• _What is asked_
Quote the listing in full, exactly as given, minus any pictures.
▼▼▼
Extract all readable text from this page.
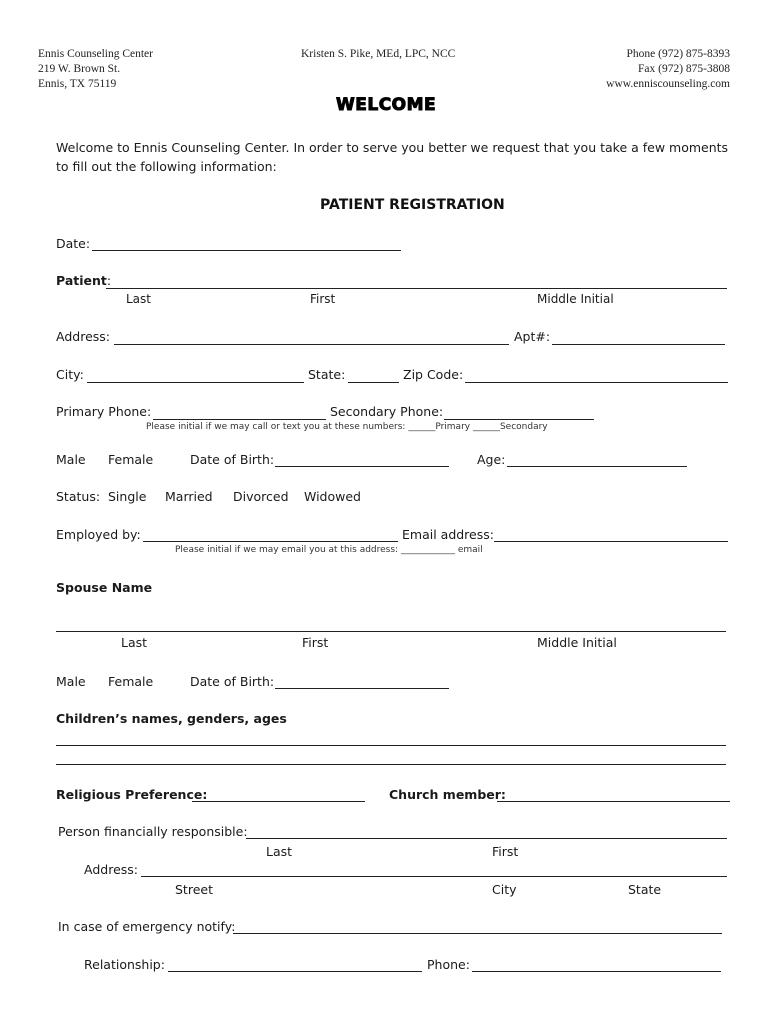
Ennis Counseling Center
219 W. Brown St.
Ennis, TX 75119
Kristen S. Pike, MEd, LPC, NCC	Phone (972) 875-8393
Fax (972) 875-3808
www.enniscounseling.com
WELCOME
Welcome to Ennis Counseling Center. In order to serve you better we request that you take a few moments
to fill out the following information:
PATIENT REGISTRATION
Date:
Patient:
Last	First	Middle Initial
Address:	Apt#:
City:	State:	Zip Code:
Primary Phone:	Secondary Phone:
Please initial if we may call or text you at these numbers: ______Primary ______Secondary
Male Female	Date of Birth:	Age:
Status: Single Married Divorced Widowed
Employed by:	Email address:
Please initial if we may email you at this address: ____________ email
Spouse Name
Last	First	Middle Initial
Male Female	Date of Birth:
Children’s names, genders, ages
Religious Preference:	Church member:
Person financially responsible:
Last	First
Address:
Street	City	State
In case of emergency notify:
Relationship:	Phone:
▲▲▲
• _Task result_
Extract all readable text from this page.
Ennis Counseling Center
219 W. Brown St.
Ennis, TX 75119
Kristen S. Pike, MEd, LPC, NCC	Phone (972) 875-8393
Fax (972) 875-3808
www.enniscounseling.com
WELCOME
Welcome to Ennis Counseling Center. In order to serve you better we request that you take a few moments
to fill out the following information:
PATIENT REGISTRATION
Date:
Patient:
Last	First	Middle Initial
Address:	Apt#:
City:	State:	Zip Code:
Primary Phone:	Secondary Phone:
Please initial if we may call or text you at these numbers: ______Primary ______Secondary
Male Female	Date of Birth:	Age:
Status: Single Married Divorced Widowed
Employed by:	Email address:
Please initial if we may email you at this address: ____________ email
Spouse Name
Last	First	Middle Initial
Male Female	Date of Birth:
Children’s names, genders, ages
Religious Preference:	Church member:
Person financially responsible:
Last	First
Address:
Street	City	State
In case of emergency notify:
Relationship:	Phone:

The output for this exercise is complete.